#### [WRITTEN INSTRUCTION]
Please transcribe the data below exactly. Leave the pictures out.

#### [DATA PROVIDED]
▼
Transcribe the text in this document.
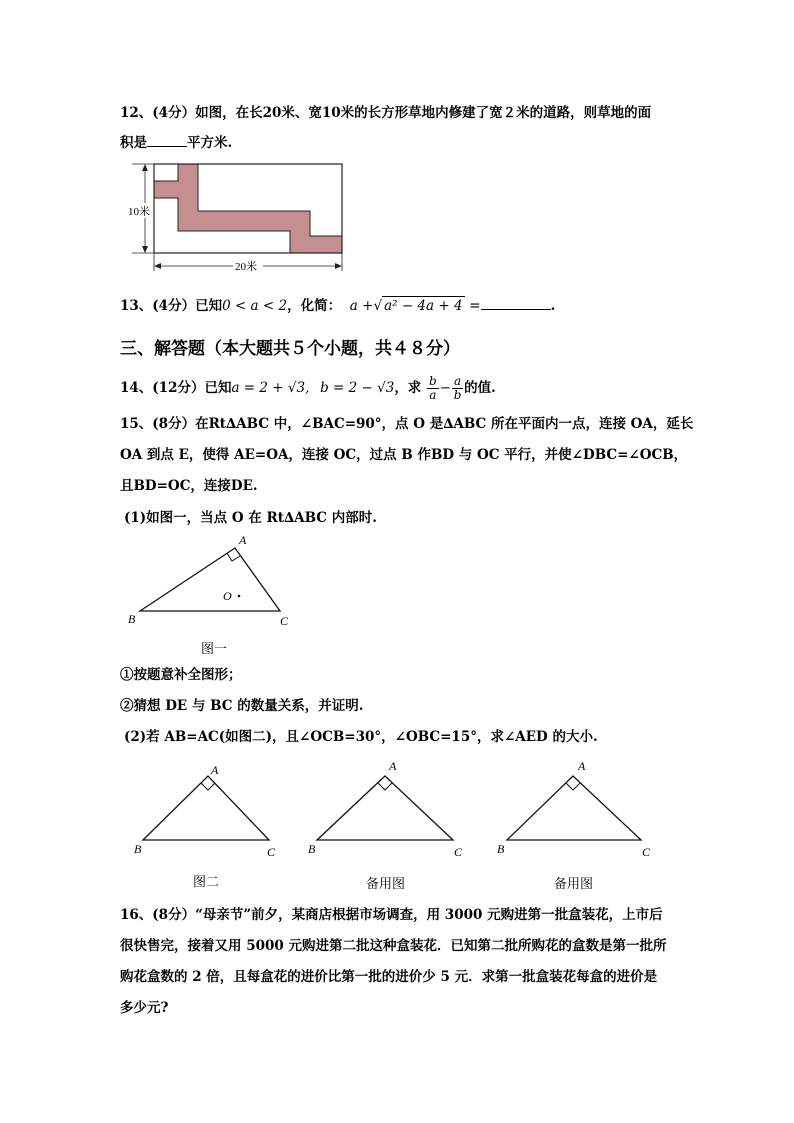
12、(4分）如图，在长20米、宽10米的长方形草地内修建了宽２米的道路，则草地的面
积是	平方米.
10米
20米
13、(4分）已知0 < a < 2，化简： a +√ a² − 4a + 4 =	.
三、解答题（本大题共５个小题，共４８分）
14、(12分）已知a = 2 + √3, b = 2 − √3，求 $\frac{b}{a} - \frac{a}{b}$ 的值.
15、(8分）在Rt∆ABC 中，∠BAC=90°，点 O 是∆ABC 所在平面内一点，连接 OA，延长
OA 到点 E，使得 AE=OA，连接 OC，过点 B 作BD 与 OC 平行，并使∠DBC=∠OCB，
且BD=OC，连接DE.
(1)如图一，当点 O 在 Rt∆ABC 内部时.
A
B	C
O
图一
①按题意补全图形；
②猜想 DE 与 BC 的数量关系，并证明.
(2)若 AB=AC(如图二)，且∠OCB=30°，∠OBC=15°，求∠AED 的大小.
A
B	C
图二
A
B	C
备用图
A
B	C
备用图
16、(8分）“母亲节”前夕，某商店根据市场调查，用 3000 元购进第一批盒装花，上市后
很快售完，接着又用 5000 元购进第二批这种盒装花．已知第二批所购花的盒数是第一批所
购花盒数的 2 倍，且每盒花的进价比第一批的进价少 5 元．求第一批盒装花每盒的进价是
多少元?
▲
#### [REPLY TO THE TASK]
Transcribe the text in this document.
12、(4分）如图，在长20米、宽10米的长方形草地内修建了宽２米的道路，则草地的面
积是	平方米.
10米
20米
13、(4分）已知0 < a < 2，化简： a +√ a² − 4a + 4 =	.
三、解答题（本大题共５个小题，共４８分）
14、(12分）已知a = 2 + √3, b = 2 − √3，求 $\frac{b}{a} - \frac{a}{b}$ 的值.
15、(8分）在Rt∆ABC 中，∠BAC=90°，点 O 是∆ABC 所在平面内一点，连接 OA，延长
OA 到点 E，使得 AE=OA，连接 OC，过点 B 作BD 与 OC 平行，并使∠DBC=∠OCB，
且BD=OC，连接DE.
(1)如图一，当点 O 在 Rt∆ABC 内部时.
A
B	C
O
图一
①按题意补全图形；
②猜想 DE 与 BC 的数量关系，并证明.
(2)若 AB=AC(如图二)，且∠OCB=30°，∠OBC=15°，求∠AED 的大小.
A
B	C
图二
A
B	C
备用图
A
B	C
备用图
16、(8分）“母亲节”前夕，某商店根据市场调查，用 3000 元购进第一批盒装花，上市后
很快售完，接着又用 5000 元购进第二批这种盒装花．已知第二批所购花的盒数是第一批所
购花盒数的 2 倍，且每盒花的进价比第一批的进价少 5 元．求第一批盒装花每盒的进价是
多少元?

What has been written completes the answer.